Find every line below that contains the word "value" and copy it out.

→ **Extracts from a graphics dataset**

● ● ● ● ● ● ●

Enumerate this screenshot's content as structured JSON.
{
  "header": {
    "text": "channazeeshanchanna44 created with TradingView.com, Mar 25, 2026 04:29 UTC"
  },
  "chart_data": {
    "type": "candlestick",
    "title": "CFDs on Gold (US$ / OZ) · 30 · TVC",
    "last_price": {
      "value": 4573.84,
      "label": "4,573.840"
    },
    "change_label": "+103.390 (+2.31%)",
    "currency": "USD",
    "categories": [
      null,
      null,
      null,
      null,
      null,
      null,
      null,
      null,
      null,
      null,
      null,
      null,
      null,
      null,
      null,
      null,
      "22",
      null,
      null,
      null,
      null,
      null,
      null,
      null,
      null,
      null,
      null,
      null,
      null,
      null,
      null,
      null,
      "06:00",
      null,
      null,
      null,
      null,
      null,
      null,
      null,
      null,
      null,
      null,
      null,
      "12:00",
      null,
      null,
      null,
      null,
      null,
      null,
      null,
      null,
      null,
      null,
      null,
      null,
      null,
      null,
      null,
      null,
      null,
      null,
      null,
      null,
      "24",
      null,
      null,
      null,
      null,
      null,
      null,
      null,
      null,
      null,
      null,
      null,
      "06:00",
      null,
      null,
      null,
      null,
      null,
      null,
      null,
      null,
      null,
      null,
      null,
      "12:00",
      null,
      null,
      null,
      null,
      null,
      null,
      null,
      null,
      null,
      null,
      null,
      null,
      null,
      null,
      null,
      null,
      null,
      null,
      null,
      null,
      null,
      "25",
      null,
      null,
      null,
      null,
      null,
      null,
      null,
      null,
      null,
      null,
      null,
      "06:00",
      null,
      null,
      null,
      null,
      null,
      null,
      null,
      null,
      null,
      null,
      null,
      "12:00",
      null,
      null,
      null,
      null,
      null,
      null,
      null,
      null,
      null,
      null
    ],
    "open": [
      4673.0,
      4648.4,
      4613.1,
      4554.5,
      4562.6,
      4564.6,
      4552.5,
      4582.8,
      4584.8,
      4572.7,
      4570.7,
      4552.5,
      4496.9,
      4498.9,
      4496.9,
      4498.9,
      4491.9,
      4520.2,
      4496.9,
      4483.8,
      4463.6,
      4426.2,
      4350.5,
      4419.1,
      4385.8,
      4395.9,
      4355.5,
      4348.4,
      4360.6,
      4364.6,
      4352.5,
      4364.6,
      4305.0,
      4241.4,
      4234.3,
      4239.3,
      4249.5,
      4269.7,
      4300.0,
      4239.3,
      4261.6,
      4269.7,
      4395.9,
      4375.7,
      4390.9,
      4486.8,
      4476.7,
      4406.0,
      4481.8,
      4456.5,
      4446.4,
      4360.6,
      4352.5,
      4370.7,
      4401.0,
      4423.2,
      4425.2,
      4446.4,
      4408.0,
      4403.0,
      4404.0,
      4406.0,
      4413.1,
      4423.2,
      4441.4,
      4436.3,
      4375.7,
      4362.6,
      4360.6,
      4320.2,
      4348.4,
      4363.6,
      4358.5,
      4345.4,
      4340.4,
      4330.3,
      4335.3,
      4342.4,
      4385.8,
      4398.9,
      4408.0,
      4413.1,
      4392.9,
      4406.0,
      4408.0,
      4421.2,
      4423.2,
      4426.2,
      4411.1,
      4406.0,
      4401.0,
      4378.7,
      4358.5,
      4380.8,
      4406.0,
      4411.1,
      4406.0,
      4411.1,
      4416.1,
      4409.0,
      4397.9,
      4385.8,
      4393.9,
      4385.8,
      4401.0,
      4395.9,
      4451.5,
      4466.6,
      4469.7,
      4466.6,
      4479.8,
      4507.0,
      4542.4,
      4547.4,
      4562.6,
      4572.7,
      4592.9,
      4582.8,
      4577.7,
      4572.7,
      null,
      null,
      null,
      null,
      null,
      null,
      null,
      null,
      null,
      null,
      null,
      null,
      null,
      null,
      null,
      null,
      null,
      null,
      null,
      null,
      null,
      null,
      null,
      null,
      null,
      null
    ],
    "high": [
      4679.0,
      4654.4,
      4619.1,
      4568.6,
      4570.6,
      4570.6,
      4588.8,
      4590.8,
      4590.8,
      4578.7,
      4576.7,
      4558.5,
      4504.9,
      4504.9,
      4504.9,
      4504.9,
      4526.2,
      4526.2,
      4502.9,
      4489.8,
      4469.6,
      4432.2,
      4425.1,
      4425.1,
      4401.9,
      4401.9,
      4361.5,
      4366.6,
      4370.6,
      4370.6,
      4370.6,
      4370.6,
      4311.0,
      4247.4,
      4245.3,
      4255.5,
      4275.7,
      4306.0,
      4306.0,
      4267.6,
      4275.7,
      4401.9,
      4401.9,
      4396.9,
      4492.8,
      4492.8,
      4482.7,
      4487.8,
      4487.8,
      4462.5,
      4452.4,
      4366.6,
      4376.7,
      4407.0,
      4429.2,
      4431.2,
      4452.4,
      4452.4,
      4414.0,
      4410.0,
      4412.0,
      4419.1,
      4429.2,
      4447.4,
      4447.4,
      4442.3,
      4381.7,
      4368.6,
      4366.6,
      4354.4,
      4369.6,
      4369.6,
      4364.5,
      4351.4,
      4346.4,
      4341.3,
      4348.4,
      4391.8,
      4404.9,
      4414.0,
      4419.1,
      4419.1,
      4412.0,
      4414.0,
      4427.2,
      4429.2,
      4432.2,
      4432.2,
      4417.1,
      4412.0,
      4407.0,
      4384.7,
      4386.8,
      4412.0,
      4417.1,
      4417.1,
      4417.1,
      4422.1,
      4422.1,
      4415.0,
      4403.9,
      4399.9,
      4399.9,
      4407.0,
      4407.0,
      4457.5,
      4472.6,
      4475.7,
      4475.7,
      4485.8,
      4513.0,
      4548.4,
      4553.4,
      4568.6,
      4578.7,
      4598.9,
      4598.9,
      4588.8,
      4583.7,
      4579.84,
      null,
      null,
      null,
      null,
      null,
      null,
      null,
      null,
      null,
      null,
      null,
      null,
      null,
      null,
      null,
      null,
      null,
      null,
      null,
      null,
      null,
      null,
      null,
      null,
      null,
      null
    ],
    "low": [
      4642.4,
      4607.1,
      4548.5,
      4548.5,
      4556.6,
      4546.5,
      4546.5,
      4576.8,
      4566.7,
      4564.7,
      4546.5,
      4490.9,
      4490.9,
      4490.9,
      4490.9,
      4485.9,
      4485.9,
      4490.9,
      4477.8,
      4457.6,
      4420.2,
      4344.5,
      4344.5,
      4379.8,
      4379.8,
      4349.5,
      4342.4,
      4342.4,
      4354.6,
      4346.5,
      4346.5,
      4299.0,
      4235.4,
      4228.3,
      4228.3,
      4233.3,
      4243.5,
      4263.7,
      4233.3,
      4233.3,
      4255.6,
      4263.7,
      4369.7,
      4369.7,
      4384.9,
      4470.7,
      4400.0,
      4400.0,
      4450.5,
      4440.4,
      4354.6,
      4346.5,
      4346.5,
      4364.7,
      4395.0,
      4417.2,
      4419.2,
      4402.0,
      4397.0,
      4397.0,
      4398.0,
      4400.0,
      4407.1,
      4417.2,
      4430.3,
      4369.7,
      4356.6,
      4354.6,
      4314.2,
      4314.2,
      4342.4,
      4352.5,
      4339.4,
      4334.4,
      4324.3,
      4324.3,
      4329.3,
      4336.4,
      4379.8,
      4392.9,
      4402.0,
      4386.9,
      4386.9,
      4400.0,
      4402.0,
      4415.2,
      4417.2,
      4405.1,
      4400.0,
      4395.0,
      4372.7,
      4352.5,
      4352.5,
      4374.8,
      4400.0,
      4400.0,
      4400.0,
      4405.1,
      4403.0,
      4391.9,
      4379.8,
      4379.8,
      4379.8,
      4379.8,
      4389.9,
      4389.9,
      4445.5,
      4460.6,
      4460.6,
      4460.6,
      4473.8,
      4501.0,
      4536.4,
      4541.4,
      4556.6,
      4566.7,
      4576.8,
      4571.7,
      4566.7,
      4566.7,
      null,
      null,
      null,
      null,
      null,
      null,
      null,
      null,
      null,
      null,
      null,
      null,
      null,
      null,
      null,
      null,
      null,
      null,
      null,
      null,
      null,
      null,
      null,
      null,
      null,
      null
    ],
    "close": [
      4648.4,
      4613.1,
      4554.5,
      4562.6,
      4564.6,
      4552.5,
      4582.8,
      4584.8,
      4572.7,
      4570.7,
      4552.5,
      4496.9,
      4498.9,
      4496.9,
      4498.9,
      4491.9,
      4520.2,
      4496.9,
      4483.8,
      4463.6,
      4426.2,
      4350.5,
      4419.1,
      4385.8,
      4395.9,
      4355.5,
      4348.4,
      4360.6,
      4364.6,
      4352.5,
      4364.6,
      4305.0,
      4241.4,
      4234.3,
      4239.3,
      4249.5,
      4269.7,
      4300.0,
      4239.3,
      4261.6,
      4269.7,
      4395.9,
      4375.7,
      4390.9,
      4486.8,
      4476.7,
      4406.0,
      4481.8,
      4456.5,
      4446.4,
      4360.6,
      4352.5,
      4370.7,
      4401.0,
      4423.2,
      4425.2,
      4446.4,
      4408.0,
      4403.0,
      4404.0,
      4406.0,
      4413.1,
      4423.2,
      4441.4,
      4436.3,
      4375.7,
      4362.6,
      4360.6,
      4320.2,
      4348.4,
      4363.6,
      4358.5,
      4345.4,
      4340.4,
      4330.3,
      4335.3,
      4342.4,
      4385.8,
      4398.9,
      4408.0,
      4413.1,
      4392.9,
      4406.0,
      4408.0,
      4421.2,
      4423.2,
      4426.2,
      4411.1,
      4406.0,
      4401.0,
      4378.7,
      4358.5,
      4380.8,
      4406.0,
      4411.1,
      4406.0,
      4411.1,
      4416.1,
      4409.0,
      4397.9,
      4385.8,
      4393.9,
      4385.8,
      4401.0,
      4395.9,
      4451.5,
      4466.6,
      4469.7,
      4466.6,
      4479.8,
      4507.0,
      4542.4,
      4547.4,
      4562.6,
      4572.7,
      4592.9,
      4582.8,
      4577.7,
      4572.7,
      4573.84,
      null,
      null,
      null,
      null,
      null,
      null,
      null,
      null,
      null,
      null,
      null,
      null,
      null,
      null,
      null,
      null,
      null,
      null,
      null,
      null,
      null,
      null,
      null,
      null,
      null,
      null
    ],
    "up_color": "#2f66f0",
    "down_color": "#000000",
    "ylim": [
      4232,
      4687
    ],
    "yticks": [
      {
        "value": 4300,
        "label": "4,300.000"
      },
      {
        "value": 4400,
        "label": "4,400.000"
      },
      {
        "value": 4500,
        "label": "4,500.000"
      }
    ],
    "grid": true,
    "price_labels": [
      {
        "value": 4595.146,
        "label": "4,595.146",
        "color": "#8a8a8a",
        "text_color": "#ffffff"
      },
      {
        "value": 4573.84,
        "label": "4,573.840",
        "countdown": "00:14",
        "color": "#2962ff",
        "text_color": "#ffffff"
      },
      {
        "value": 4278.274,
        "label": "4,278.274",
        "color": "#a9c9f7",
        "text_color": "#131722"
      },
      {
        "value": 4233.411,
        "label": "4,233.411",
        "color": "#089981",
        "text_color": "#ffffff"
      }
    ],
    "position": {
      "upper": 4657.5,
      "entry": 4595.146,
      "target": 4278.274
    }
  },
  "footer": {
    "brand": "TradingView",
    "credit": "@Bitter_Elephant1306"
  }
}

● ● ● ● ● ● ●

→ **Written response**
      "value": 4573.84,
        "value": 4300,
        "value": 4400,
        "value": 4500,
        "value": 4595.146,
        "value": 4573.84,
        "value": 4278.274,
        "value": 4233.411,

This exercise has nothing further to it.